Data items

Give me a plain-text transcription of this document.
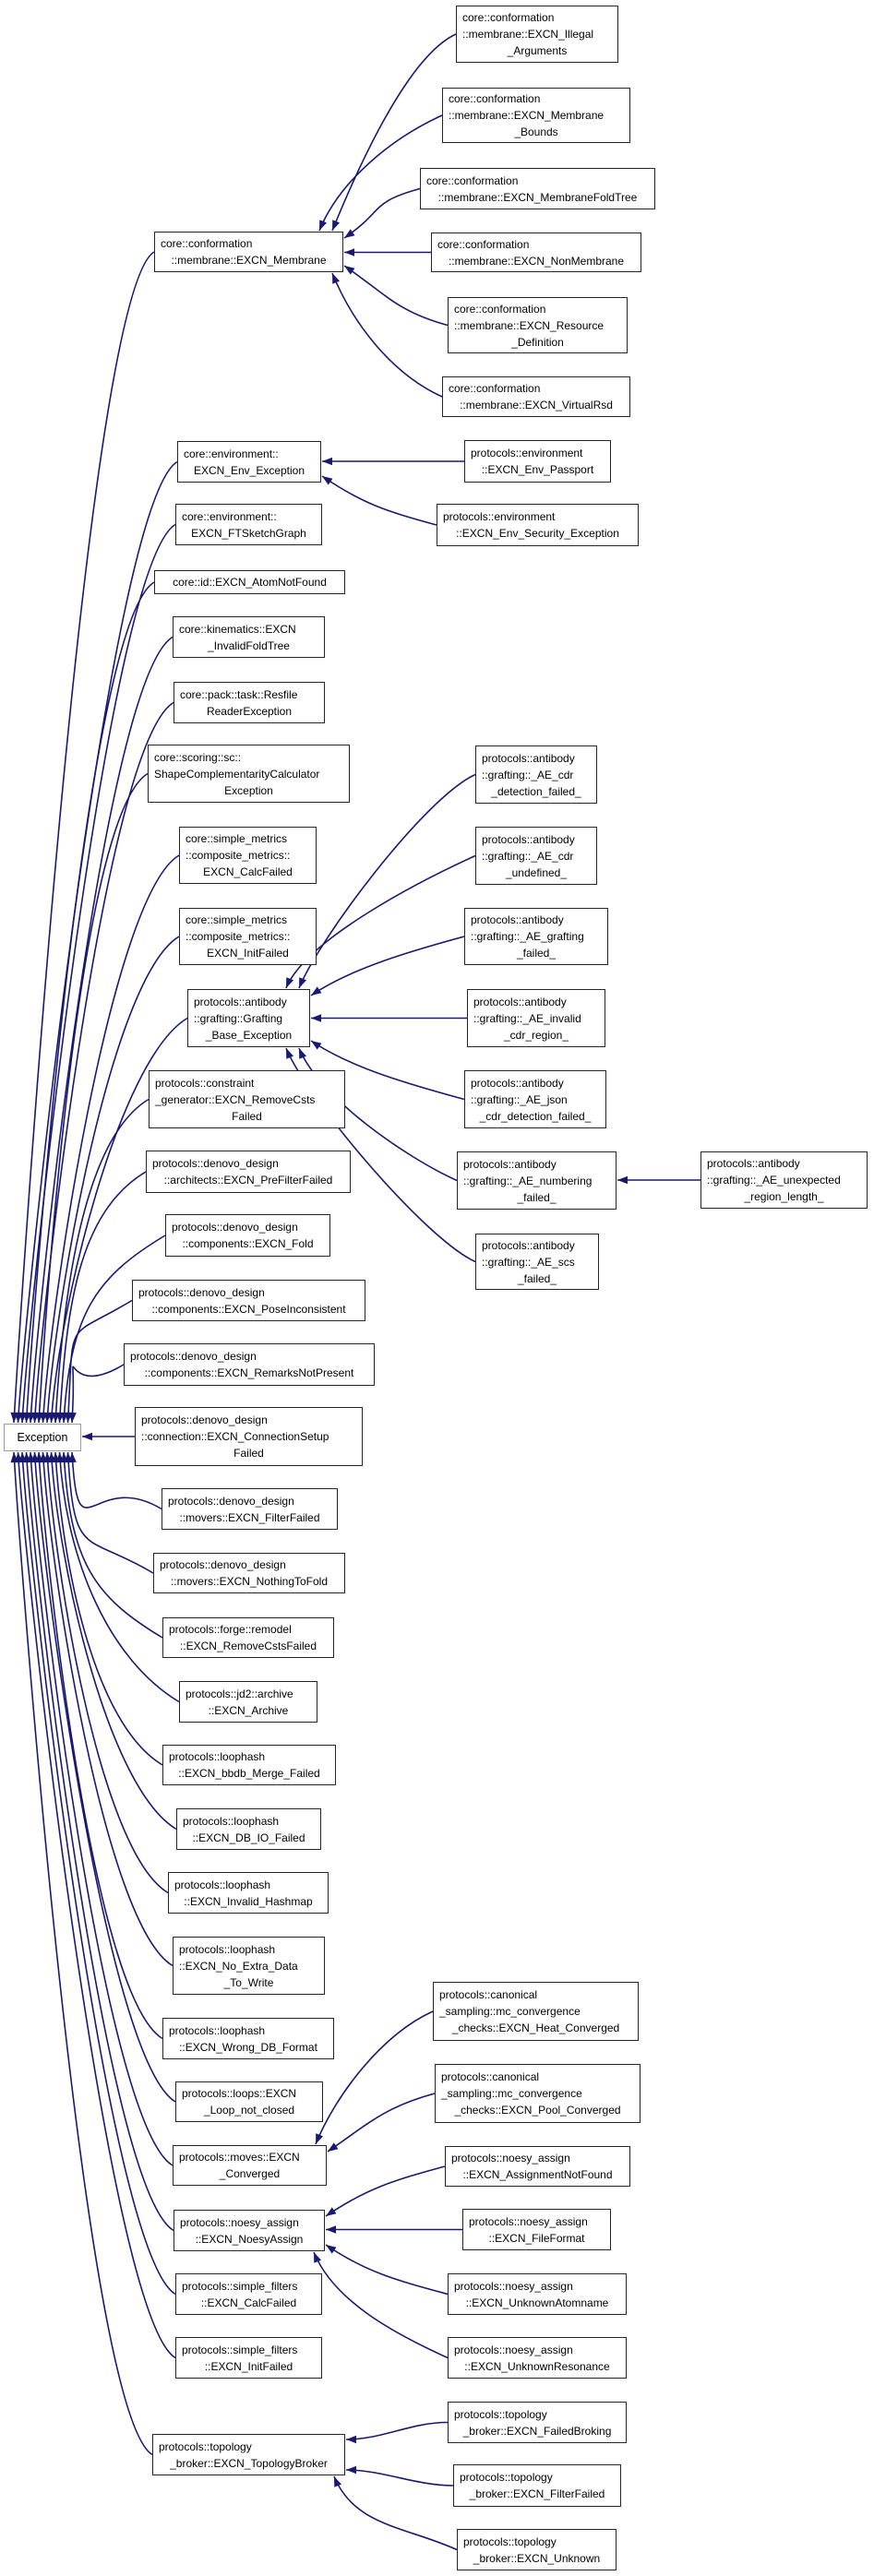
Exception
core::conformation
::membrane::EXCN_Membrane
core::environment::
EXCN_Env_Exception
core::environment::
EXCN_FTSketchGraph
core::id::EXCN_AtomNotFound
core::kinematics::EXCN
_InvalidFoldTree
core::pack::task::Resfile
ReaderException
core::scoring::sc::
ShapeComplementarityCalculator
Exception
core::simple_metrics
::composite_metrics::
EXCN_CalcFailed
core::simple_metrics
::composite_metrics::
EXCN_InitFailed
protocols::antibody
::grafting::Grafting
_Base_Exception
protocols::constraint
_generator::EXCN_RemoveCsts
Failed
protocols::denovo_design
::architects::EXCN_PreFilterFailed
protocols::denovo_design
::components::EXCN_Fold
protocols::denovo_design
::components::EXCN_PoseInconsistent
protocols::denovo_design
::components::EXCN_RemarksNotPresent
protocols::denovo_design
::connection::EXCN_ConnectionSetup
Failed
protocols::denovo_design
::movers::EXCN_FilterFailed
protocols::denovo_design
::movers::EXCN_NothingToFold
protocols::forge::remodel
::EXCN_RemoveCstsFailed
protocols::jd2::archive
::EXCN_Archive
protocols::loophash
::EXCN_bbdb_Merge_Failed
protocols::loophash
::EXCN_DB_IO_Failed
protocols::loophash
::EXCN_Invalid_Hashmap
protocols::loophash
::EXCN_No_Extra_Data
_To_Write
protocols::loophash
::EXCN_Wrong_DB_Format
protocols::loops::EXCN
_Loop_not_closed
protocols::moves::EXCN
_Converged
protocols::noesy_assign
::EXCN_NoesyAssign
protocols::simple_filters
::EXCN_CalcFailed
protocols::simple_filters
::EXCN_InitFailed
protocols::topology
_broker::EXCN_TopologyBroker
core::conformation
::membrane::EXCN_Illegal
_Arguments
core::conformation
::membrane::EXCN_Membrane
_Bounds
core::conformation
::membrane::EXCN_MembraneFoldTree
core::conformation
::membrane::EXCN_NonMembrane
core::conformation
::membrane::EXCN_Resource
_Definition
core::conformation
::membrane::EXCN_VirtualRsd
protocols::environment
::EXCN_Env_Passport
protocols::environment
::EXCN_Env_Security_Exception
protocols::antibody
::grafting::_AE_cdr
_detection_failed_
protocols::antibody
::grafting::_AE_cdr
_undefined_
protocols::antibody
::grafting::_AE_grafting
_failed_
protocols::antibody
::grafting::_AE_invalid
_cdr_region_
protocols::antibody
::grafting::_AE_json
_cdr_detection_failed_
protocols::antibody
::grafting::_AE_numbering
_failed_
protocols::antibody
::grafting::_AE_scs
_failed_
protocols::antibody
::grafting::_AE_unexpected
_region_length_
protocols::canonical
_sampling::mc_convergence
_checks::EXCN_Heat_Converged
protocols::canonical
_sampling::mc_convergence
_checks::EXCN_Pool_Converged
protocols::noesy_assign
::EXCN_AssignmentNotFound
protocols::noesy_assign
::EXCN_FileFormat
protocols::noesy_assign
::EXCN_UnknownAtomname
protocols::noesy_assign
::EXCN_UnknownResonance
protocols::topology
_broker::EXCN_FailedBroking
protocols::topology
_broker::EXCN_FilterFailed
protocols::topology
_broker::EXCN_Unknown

--

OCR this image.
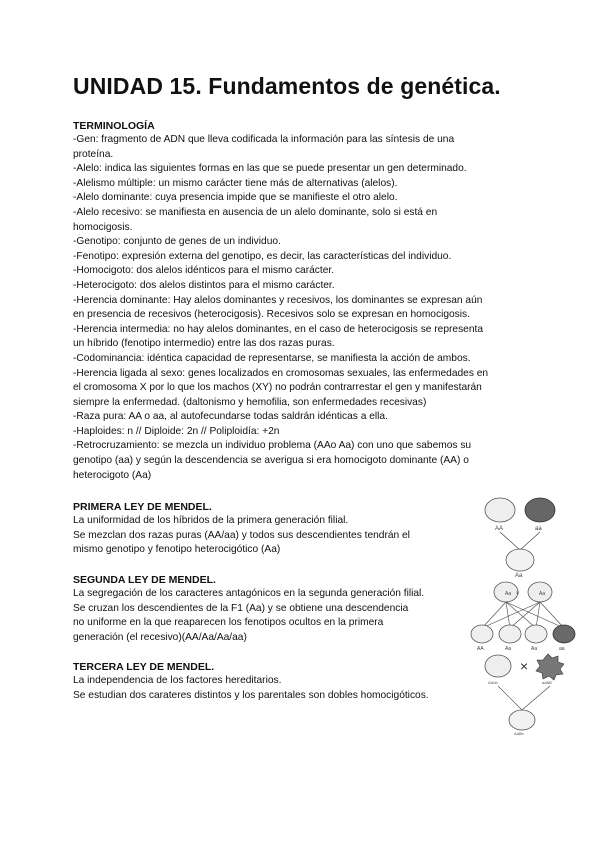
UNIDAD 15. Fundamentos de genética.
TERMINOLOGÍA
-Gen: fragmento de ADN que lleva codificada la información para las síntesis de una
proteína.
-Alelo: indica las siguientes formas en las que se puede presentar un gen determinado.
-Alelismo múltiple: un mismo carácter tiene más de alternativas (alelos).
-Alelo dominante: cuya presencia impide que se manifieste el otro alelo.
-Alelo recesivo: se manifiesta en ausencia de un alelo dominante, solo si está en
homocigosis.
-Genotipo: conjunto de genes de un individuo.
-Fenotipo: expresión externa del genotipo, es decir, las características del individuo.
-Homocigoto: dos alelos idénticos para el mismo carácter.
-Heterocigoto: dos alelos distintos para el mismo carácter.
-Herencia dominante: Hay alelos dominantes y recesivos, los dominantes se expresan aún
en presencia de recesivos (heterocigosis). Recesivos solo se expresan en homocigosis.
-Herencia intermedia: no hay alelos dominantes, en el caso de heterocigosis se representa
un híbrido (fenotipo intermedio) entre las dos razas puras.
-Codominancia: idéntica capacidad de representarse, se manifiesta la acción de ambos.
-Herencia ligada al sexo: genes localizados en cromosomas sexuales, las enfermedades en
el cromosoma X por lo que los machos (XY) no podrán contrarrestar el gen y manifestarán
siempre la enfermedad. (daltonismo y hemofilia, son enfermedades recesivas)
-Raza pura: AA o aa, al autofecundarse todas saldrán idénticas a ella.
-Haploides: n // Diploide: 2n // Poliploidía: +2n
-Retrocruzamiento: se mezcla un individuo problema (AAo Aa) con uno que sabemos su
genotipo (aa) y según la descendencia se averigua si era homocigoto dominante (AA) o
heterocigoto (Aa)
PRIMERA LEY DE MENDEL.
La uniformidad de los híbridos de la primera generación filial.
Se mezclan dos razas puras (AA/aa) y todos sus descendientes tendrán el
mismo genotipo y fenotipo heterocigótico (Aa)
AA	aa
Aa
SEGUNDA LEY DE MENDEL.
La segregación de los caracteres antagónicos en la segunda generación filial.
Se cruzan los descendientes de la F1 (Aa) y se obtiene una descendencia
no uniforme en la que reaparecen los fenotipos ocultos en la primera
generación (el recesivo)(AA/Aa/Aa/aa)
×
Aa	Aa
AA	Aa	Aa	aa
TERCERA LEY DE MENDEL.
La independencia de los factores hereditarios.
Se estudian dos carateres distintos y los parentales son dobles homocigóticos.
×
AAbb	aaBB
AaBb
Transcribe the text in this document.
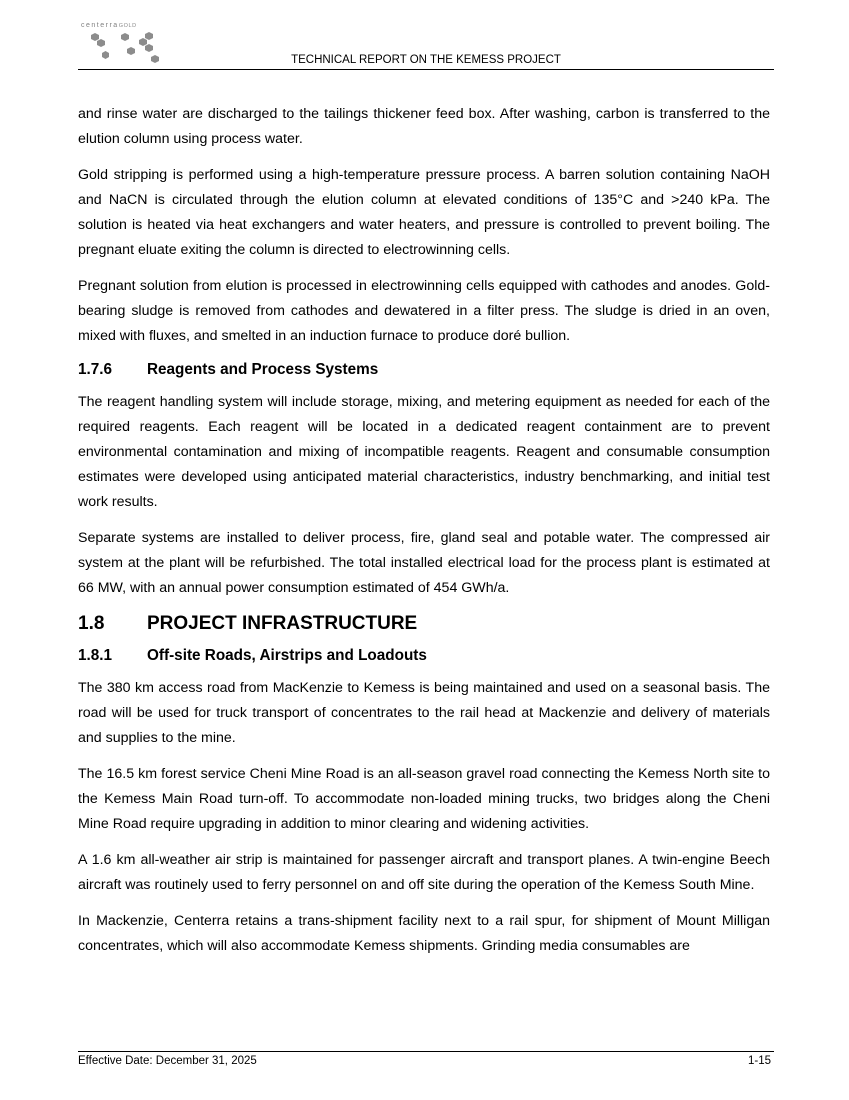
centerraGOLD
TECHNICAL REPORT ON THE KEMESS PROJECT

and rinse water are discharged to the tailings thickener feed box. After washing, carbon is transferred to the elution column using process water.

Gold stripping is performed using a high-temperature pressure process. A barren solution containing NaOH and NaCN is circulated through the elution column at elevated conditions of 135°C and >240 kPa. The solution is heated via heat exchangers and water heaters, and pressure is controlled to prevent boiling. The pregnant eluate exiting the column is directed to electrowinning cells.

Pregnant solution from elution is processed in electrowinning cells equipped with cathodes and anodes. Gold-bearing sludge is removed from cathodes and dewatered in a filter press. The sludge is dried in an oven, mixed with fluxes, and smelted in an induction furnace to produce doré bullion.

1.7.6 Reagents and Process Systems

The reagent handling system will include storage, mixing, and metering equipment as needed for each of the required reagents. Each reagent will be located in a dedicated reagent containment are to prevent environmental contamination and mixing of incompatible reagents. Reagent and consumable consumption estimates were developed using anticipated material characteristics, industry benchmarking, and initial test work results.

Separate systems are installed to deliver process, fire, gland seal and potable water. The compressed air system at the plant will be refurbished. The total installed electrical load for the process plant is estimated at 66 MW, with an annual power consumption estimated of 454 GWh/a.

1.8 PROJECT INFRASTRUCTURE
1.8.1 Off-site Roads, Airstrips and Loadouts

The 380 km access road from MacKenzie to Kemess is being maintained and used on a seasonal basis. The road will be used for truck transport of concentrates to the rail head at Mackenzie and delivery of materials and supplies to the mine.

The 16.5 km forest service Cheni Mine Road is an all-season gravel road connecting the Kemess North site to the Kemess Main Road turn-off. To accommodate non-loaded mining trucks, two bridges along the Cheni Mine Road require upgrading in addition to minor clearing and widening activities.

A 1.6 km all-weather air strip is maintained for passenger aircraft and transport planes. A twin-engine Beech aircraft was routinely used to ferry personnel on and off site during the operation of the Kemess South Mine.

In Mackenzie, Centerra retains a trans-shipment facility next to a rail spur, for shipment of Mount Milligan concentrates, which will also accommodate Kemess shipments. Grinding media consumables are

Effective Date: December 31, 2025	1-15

> Task instructions: Say the number of data lines holding "distintos", without any other words.

> Answer area: 2